● **Task goal**: From the entries below, please gather each line containing the string "asked".
-------
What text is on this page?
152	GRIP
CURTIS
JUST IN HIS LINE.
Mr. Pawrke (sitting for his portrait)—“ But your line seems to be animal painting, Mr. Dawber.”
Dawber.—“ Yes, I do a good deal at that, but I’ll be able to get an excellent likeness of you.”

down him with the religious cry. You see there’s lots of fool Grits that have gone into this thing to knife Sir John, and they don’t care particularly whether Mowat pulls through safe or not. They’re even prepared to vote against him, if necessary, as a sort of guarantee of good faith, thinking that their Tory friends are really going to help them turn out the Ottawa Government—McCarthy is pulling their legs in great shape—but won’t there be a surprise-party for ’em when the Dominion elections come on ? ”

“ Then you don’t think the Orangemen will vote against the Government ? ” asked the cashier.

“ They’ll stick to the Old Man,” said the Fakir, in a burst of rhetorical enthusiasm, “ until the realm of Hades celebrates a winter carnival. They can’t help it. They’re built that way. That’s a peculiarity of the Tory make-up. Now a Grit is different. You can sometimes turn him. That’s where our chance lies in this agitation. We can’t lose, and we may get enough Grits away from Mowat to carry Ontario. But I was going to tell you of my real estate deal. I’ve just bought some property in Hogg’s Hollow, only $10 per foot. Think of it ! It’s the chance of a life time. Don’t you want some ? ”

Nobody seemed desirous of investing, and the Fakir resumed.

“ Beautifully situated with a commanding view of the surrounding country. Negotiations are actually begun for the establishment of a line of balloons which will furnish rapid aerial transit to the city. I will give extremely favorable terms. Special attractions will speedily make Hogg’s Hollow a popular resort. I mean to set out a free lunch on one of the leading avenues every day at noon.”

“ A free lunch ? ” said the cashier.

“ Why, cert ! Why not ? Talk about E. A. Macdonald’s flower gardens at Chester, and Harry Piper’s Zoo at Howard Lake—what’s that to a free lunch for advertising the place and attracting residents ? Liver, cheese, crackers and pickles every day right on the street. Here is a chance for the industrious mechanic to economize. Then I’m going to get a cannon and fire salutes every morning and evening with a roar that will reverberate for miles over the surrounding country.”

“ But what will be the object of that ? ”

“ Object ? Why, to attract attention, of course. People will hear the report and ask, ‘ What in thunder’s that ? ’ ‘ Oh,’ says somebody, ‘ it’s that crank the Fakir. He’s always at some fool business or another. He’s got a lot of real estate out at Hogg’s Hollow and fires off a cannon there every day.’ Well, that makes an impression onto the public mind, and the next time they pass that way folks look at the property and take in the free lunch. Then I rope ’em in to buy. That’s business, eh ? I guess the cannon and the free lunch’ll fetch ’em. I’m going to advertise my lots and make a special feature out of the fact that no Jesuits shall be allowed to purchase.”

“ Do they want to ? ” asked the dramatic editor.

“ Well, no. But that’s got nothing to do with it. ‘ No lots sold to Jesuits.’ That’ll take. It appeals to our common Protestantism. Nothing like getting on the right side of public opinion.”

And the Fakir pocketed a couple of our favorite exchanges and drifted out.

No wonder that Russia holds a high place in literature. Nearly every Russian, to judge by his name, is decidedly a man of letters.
-------
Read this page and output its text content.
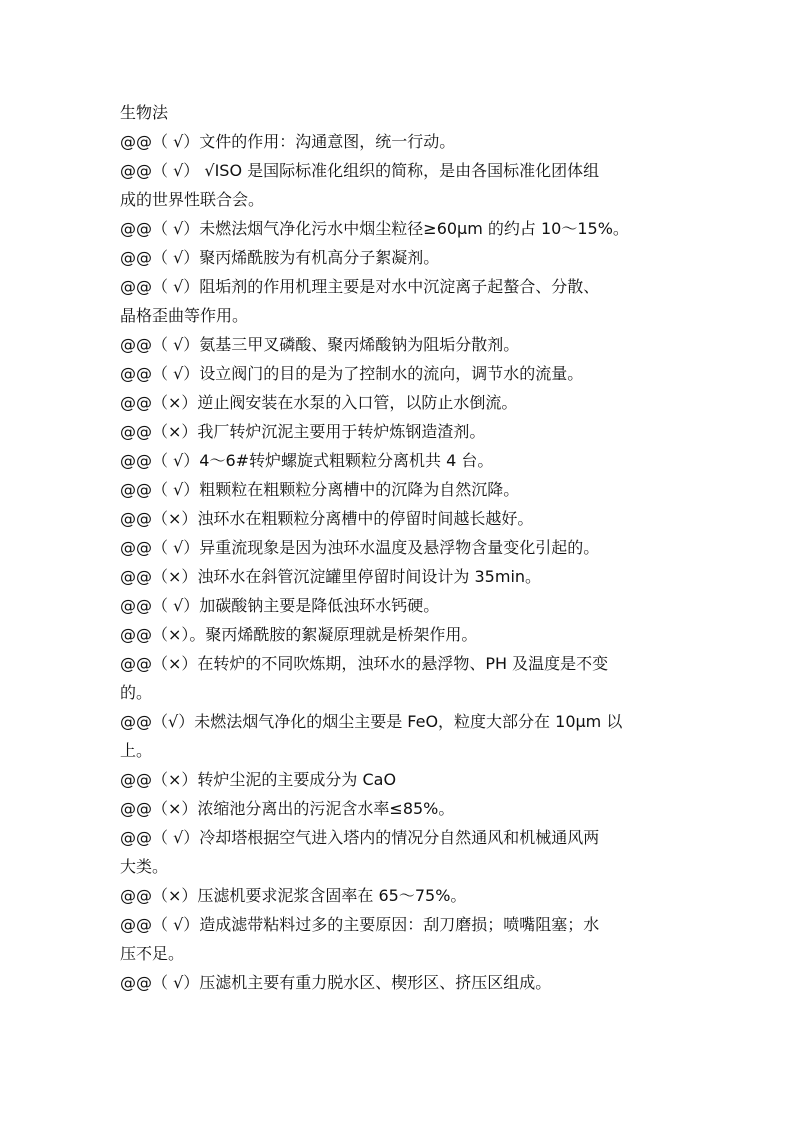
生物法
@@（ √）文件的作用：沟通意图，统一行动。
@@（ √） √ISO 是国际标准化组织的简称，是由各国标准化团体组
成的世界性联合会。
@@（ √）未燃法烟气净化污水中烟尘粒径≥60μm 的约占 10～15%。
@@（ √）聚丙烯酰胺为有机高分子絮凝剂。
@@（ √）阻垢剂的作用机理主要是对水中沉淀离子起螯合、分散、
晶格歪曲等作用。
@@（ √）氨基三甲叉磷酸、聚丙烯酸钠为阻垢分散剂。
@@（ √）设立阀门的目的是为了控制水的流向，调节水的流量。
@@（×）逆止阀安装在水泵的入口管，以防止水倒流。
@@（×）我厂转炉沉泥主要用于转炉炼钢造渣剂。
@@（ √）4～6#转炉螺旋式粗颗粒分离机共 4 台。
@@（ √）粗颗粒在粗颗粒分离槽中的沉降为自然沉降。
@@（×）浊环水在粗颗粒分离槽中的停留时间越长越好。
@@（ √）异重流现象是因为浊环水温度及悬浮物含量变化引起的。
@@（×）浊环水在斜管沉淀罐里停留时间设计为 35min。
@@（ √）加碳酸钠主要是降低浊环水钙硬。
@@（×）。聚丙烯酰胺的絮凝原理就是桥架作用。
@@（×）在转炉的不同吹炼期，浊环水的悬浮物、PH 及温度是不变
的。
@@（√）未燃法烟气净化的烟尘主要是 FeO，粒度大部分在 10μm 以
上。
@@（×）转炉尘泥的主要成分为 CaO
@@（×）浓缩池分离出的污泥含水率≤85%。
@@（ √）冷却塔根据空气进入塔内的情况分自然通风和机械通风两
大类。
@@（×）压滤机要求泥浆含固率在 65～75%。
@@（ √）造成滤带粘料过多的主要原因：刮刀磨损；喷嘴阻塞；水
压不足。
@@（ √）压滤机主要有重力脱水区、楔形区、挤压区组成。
-------
● **Correct result**:
“ Then you don’t think the Orangemen will vote against the Government ? ” asked the cashier.
“ Do they want to ? ” asked the dramatic editor.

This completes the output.